Ser ecológico ou não, eis a questão

Nesta postagem vamos discutir algumas situações em que a dimensão ecológica colide com outras dimensões da vida. Qual deve prevalecer nesses casos?

Inovação x padronização

Os principais fabricantes de aparelhos celulares fecharam acordo em 2009 para adotar carregadores de bateria universais a partir de 2012. A ideia é permitir que o consumidor possa usar o mesmo carregador com qualquer celular que venha a comprar, independente de marca, modelo ou tipo. As vantagens do carregador universal são inúmeras: você não precisa comprar carregador novo quando troca de celular e pode emprestar o carregador para um colega que tem aparelho de outra marca.
○ ○ ○ ○
O QUE FAZER:
1) De acordo com o trecho, a partir de que ano os fabricantes de celulares passariam a adotar carregadores universais?
2) Diga se cada afirmação concorda com o trecho: (a) o acordo entre os principais fabricantes de celulares foi fechado em 2009; (b) o carregador universal serviria apenas para celulares da mesma marca; (c) com o carregador universal, é necessário comprar um carregador novo ao trocar de celular.
3) Por favor, transcreva do trecho a parte que se inicia nas palavras que contêm "Os principais fabricantes" e se encerra em "de outra marca.".

DADOS DE ORIGEM:
○ ○ ○ ○
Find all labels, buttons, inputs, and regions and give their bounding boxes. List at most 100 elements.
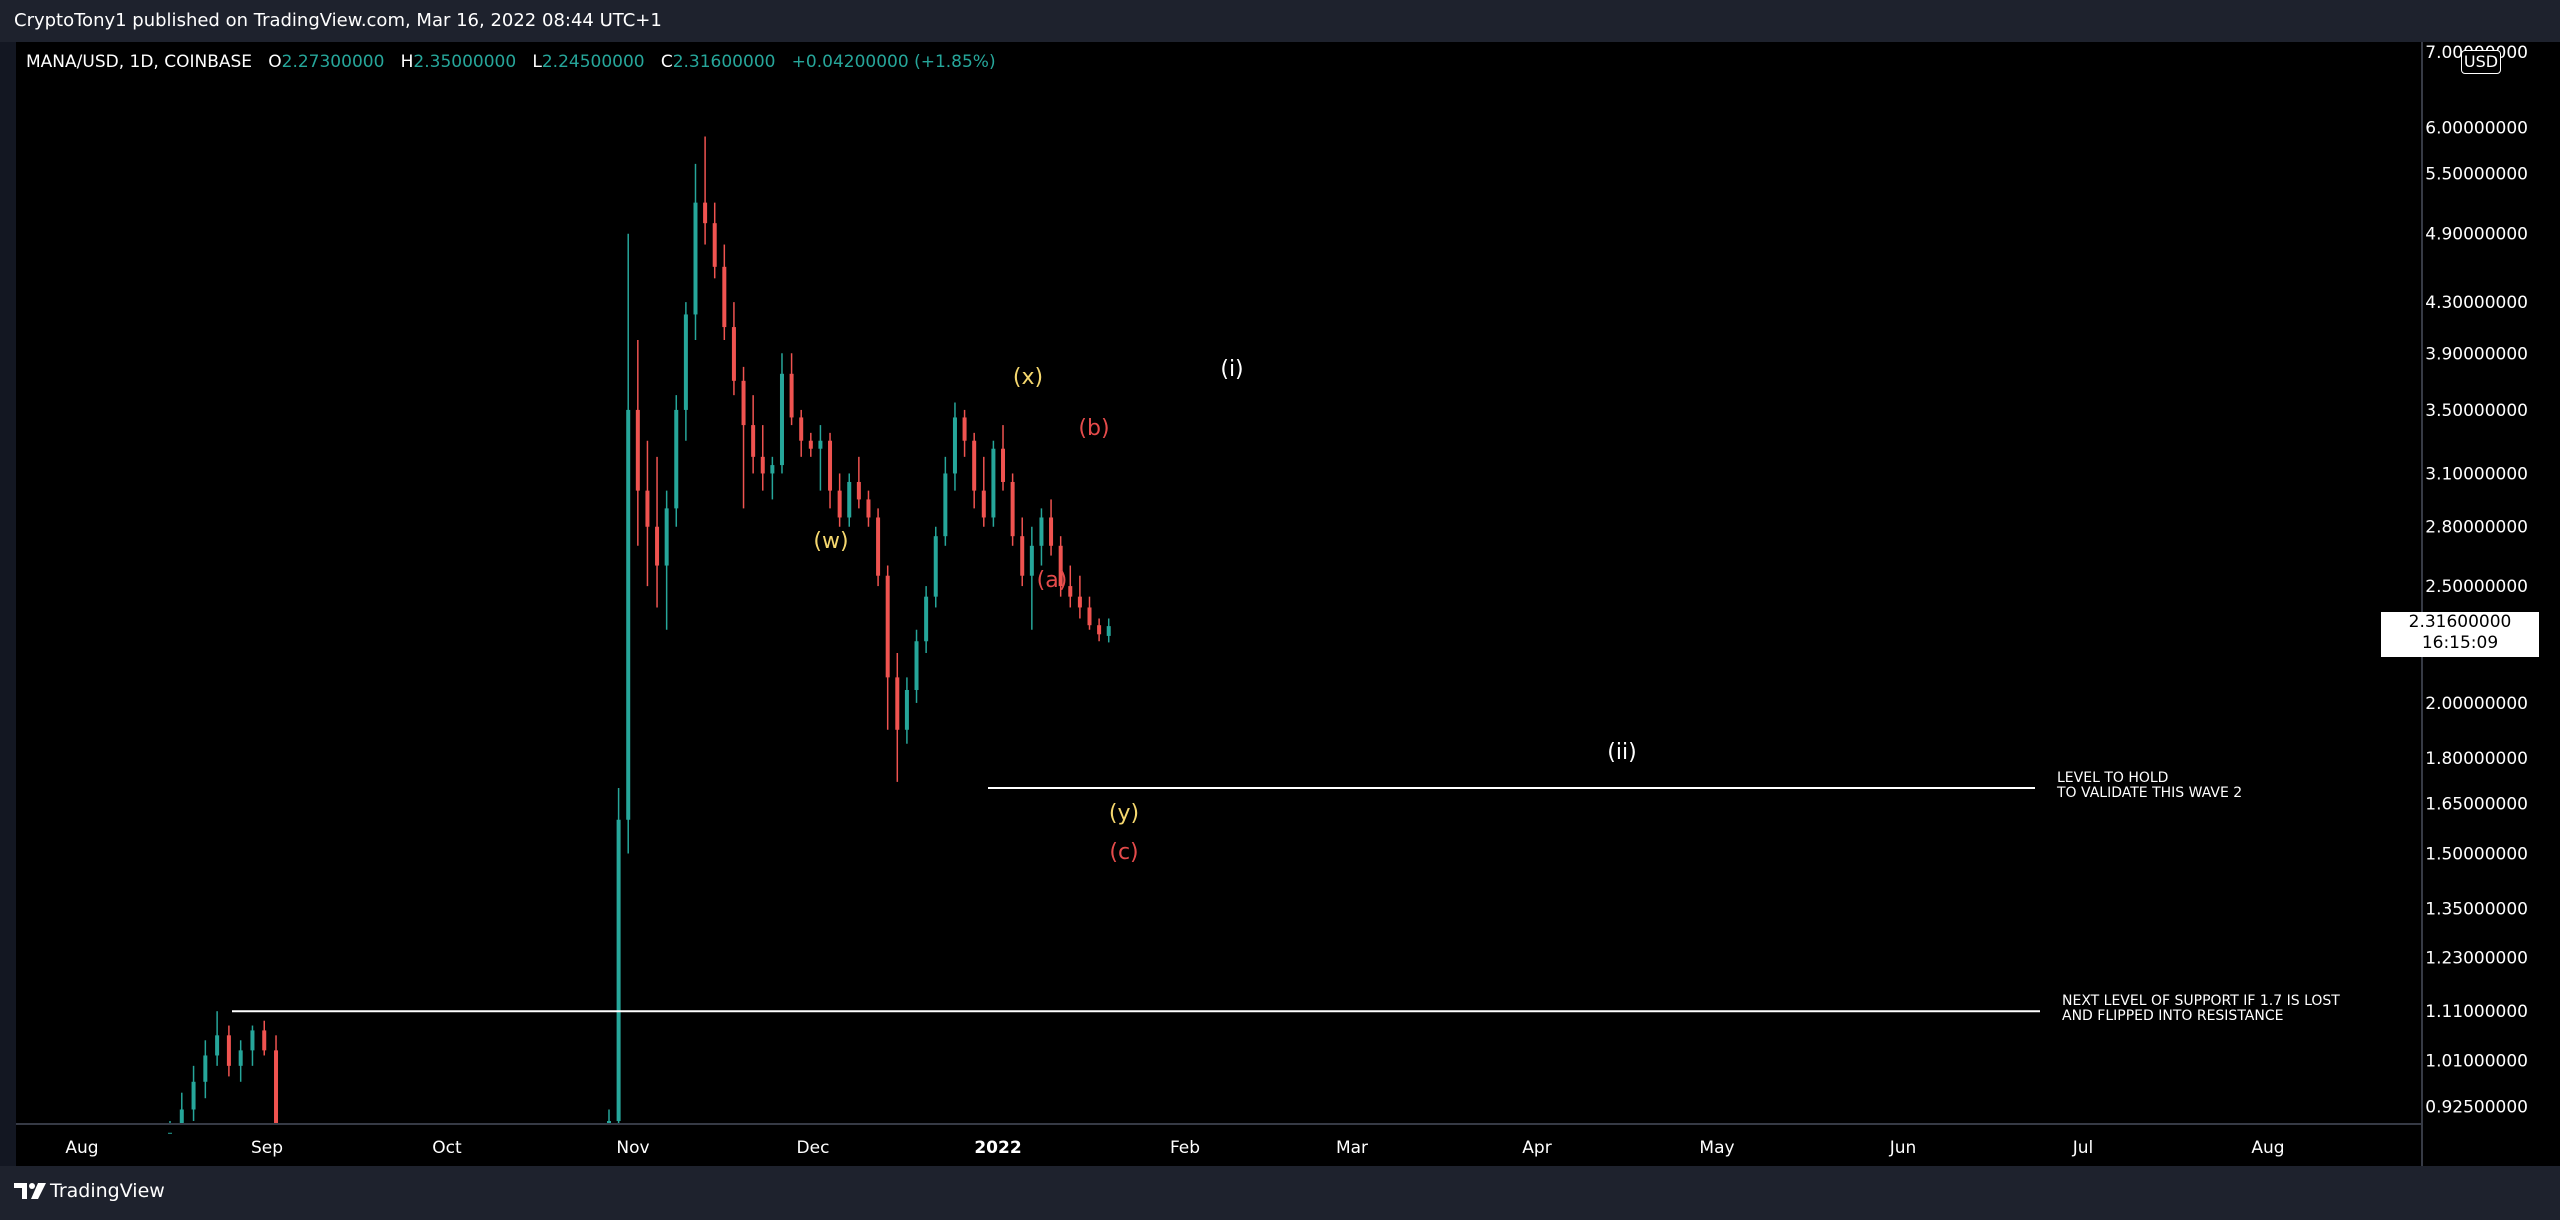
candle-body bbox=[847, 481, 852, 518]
○ ○ ○ ○
RESPOSTAS COMPLETAS:
1) A partir de 2012.

2)
(a) Sim: "Os principais fabricantes de aparelhos celulares fecharam acordo em 2009".
(b) Não: "independente de marca, modelo ou tipo".
(c) Não: "você não precisa comprar carregador novo quando troca de celular".

3)
Os principais fabricantes de aparelhos celulares fecharam acordo em 2009 para adotar carregadores de bateria universais a partir de 2012. A ideia é permitir que o consumidor possa usar o mesmo carregador com qualquer celular que venha a comprar, independente de marca, modelo ou tipo. As vantagens do carregador universal são inúmeras: você não precisa comprar carregador novo quando troca de celular e pode emprestar o carregador para um colega que tem aparelho de outra marca.